**Dataset entries:**
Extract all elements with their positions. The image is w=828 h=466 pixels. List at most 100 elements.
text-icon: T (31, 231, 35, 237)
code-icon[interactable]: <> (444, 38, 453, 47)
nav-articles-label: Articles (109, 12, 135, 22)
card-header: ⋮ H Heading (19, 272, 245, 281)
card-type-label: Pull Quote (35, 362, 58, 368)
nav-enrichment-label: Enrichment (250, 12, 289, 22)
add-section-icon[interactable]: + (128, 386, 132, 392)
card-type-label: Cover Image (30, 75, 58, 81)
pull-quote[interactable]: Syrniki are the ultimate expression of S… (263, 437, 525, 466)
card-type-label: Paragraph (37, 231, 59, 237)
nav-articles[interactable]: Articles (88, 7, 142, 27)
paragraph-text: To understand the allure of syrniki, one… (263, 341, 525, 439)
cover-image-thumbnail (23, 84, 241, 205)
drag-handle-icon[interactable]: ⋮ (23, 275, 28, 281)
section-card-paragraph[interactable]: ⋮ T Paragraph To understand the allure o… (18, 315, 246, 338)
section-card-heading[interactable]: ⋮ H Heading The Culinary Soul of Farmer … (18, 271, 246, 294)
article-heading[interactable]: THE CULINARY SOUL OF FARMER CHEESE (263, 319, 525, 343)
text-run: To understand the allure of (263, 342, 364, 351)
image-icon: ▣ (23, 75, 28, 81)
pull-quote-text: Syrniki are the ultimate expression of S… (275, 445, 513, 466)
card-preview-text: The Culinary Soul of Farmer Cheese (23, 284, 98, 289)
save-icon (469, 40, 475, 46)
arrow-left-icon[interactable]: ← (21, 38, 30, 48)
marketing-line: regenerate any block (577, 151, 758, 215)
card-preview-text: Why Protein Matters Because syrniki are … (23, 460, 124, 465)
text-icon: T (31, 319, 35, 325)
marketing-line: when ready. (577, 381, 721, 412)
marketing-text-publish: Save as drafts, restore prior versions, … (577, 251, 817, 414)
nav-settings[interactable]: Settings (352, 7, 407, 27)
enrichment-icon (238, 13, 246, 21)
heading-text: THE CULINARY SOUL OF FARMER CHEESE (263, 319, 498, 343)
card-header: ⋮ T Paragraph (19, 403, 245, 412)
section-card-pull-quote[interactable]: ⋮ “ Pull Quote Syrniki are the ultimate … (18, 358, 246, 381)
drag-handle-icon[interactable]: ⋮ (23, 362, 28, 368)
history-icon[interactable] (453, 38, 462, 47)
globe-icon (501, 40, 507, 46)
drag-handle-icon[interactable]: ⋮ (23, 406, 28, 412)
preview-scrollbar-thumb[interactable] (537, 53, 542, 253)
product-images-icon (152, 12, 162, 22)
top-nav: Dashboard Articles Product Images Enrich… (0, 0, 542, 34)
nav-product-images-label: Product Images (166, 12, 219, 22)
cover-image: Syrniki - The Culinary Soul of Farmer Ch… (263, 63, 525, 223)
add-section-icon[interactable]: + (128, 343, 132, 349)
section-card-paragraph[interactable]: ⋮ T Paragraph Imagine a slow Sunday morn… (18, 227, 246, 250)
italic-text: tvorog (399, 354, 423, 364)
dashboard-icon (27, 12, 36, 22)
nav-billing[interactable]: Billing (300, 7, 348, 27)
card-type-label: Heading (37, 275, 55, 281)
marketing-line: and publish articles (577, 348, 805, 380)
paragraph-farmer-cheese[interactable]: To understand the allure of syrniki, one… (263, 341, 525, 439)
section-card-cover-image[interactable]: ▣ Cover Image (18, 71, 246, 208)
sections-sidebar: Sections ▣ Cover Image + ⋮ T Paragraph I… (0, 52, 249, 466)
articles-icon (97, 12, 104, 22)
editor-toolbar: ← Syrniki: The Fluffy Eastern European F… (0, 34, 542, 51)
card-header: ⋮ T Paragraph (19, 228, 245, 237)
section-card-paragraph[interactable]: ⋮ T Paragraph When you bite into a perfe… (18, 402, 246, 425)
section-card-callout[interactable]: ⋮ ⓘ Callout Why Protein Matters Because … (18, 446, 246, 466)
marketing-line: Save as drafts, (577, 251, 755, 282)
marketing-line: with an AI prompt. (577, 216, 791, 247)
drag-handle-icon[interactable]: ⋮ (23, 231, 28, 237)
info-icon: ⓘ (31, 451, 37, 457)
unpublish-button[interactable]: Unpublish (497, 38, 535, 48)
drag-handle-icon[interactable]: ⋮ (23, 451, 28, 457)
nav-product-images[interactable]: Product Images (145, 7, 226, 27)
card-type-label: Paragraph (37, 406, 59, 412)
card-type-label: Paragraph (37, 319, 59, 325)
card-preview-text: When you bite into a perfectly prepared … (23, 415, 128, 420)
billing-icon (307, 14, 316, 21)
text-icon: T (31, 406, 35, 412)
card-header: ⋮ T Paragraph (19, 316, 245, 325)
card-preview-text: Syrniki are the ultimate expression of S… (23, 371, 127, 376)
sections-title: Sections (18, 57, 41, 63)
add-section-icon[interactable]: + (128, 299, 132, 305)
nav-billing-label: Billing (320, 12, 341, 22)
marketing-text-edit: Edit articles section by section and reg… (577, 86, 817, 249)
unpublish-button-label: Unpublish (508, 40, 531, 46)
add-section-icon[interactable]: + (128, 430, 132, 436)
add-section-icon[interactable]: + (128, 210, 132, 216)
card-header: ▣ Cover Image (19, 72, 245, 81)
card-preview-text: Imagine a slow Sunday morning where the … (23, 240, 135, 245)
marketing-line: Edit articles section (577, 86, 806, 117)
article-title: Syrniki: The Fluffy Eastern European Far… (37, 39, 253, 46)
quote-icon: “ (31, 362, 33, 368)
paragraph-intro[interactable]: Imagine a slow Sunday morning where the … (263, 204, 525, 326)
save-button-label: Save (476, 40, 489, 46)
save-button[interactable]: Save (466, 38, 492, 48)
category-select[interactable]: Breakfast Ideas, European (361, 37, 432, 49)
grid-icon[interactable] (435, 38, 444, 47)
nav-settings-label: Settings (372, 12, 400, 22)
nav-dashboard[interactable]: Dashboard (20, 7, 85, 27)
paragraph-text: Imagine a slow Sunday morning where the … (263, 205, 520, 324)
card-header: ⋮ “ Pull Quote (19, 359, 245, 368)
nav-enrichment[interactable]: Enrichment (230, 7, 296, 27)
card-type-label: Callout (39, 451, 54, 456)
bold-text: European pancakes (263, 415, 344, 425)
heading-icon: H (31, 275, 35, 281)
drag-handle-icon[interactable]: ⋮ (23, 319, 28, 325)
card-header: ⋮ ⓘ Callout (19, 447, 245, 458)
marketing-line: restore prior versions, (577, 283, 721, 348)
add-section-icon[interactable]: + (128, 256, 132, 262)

**Task to complete:**
Please repeat every record above word for word.

**Exercise response:**
Extract all elements with their positions. The image is w=828 h=466 pixels. List at most 100 elements.
text-icon: T (31, 231, 35, 237)
code-icon[interactable]: <> (444, 38, 453, 47)
nav-articles-label: Articles (109, 12, 135, 22)
card-header: ⋮ H Heading (19, 272, 245, 281)
card-type-label: Pull Quote (35, 362, 58, 368)
nav-enrichment-label: Enrichment (250, 12, 289, 22)
add-section-icon[interactable]: + (128, 386, 132, 392)
card-type-label: Cover Image (30, 75, 58, 81)
pull-quote[interactable]: Syrniki are the ultimate expression of S… (263, 437, 525, 466)
card-type-label: Paragraph (37, 231, 59, 237)
nav-articles[interactable]: Articles (88, 7, 142, 27)
paragraph-text: To understand the allure of syrniki, one… (263, 341, 525, 439)
cover-image-thumbnail (23, 84, 241, 205)
drag-handle-icon[interactable]: ⋮ (23, 275, 28, 281)
section-card-paragraph[interactable]: ⋮ T Paragraph To understand the allure o… (18, 315, 246, 338)
section-card-heading[interactable]: ⋮ H Heading The Culinary Soul of Farmer … (18, 271, 246, 294)
article-heading[interactable]: THE CULINARY SOUL OF FARMER CHEESE (263, 319, 525, 343)
text-run: To understand the allure of (263, 342, 364, 351)
image-icon: ▣ (23, 75, 28, 81)
pull-quote-text: Syrniki are the ultimate expression of S… (275, 445, 513, 466)
card-preview-text: The Culinary Soul of Farmer Cheese (23, 284, 98, 289)
save-icon (469, 40, 475, 46)
arrow-left-icon[interactable]: ← (21, 38, 30, 48)
marketing-line: regenerate any block (577, 151, 758, 215)
card-preview-text: Why Protein Matters Because syrniki are … (23, 460, 124, 465)
text-icon: T (31, 319, 35, 325)
marketing-line: when ready. (577, 381, 721, 412)
marketing-text-publish: Save as drafts, restore prior versions, … (577, 251, 817, 414)
nav-settings[interactable]: Settings (352, 7, 407, 27)
enrichment-icon (238, 13, 246, 21)
heading-text: THE CULINARY SOUL OF FARMER CHEESE (263, 319, 498, 343)
card-header: ⋮ T Paragraph (19, 403, 245, 412)
section-card-pull-quote[interactable]: ⋮ “ Pull Quote Syrniki are the ultimate … (18, 358, 246, 381)
drag-handle-icon[interactable]: ⋮ (23, 362, 28, 368)
history-icon[interactable] (453, 38, 462, 47)
globe-icon (501, 40, 507, 46)
drag-handle-icon[interactable]: ⋮ (23, 406, 28, 412)
preview-scrollbar-thumb[interactable] (537, 53, 542, 253)
product-images-icon (152, 12, 162, 22)
top-nav: Dashboard Articles Product Images Enrich… (0, 0, 542, 34)
nav-product-images-label: Product Images (166, 12, 219, 22)
cover-image: Syrniki - The Culinary Soul of Farmer Ch… (263, 63, 525, 223)
add-section-icon[interactable]: + (128, 343, 132, 349)
section-card-paragraph[interactable]: ⋮ T Paragraph Imagine a slow Sunday morn… (18, 227, 246, 250)
italic-text: tvorog (399, 354, 423, 364)
dashboard-icon (27, 12, 36, 22)
nav-billing[interactable]: Billing (300, 7, 348, 27)
card-type-label: Heading (37, 275, 55, 281)
marketing-line: and publish articles (577, 348, 805, 380)
paragraph-farmer-cheese[interactable]: To understand the allure of syrniki, one… (263, 341, 525, 439)
section-card-cover-image[interactable]: ▣ Cover Image (18, 71, 246, 208)
sections-sidebar: Sections ▣ Cover Image + ⋮ T Paragraph I… (0, 52, 249, 466)
articles-icon (97, 12, 104, 22)
editor-toolbar: ← Syrniki: The Fluffy Eastern European F… (0, 34, 542, 51)
card-header: ⋮ T Paragraph (19, 228, 245, 237)
section-card-paragraph[interactable]: ⋮ T Paragraph When you bite into a perfe… (18, 402, 246, 425)
section-card-callout[interactable]: ⋮ ⓘ Callout Why Protein Matters Because … (18, 446, 246, 466)
marketing-line: Save as drafts, (577, 251, 755, 282)
marketing-line: with an AI prompt. (577, 216, 791, 247)
drag-handle-icon[interactable]: ⋮ (23, 231, 28, 237)
info-icon: ⓘ (31, 451, 37, 457)
unpublish-button[interactable]: Unpublish (497, 38, 535, 48)
drag-handle-icon[interactable]: ⋮ (23, 451, 28, 457)
nav-product-images[interactable]: Product Images (145, 7, 226, 27)
card-type-label: Paragraph (37, 406, 59, 412)
card-type-label: Paragraph (37, 319, 59, 325)
card-preview-text: When you bite into a perfectly prepared … (23, 415, 128, 420)
billing-icon (307, 14, 316, 21)
text-icon: T (31, 406, 35, 412)
card-header: ⋮ T Paragraph (19, 316, 245, 325)
card-preview-text: Syrniki are the ultimate expression of S… (23, 371, 127, 376)
sections-title: Sections (18, 57, 41, 63)
add-section-icon[interactable]: + (128, 299, 132, 305)
nav-billing-label: Billing (320, 12, 341, 22)
marketing-text-edit: Edit articles section by section and reg… (577, 86, 817, 249)
unpublish-button-label: Unpublish (508, 40, 531, 46)
add-section-icon[interactable]: + (128, 430, 132, 436)
add-section-icon[interactable]: + (128, 210, 132, 216)
card-header: ▣ Cover Image (19, 72, 245, 81)
card-preview-text: Imagine a slow Sunday morning where the … (23, 240, 135, 245)
marketing-line: Edit articles section (577, 86, 806, 117)
article-title: Syrniki: The Fluffy Eastern European Far… (37, 39, 253, 46)
quote-icon: “ (31, 362, 33, 368)
paragraph-intro[interactable]: Imagine a slow Sunday morning where the … (263, 204, 525, 326)
save-button-label: Save (476, 40, 489, 46)
save-button[interactable]: Save (466, 38, 492, 48)
category-select[interactable]: Breakfast Ideas, European (361, 37, 432, 49)
grid-icon[interactable] (435, 38, 444, 47)
nav-settings-label: Settings (372, 12, 400, 22)
nav-dashboard[interactable]: Dashboard (20, 7, 85, 27)
paragraph-text: Imagine a slow Sunday morning where the … (263, 205, 520, 324)
card-header: ⋮ “ Pull Quote (19, 359, 245, 368)
nav-enrichment[interactable]: Enrichment (230, 7, 296, 27)
card-type-label: Callout (39, 451, 54, 456)
bold-text: European pancakes (263, 415, 344, 425)
heading-icon: H (31, 275, 35, 281)
drag-handle-icon[interactable]: ⋮ (23, 319, 28, 325)
card-header: ⋮ ⓘ Callout (19, 447, 245, 458)
marketing-line: restore prior versions, (577, 283, 721, 348)
add-section-icon[interactable]: + (128, 256, 132, 262)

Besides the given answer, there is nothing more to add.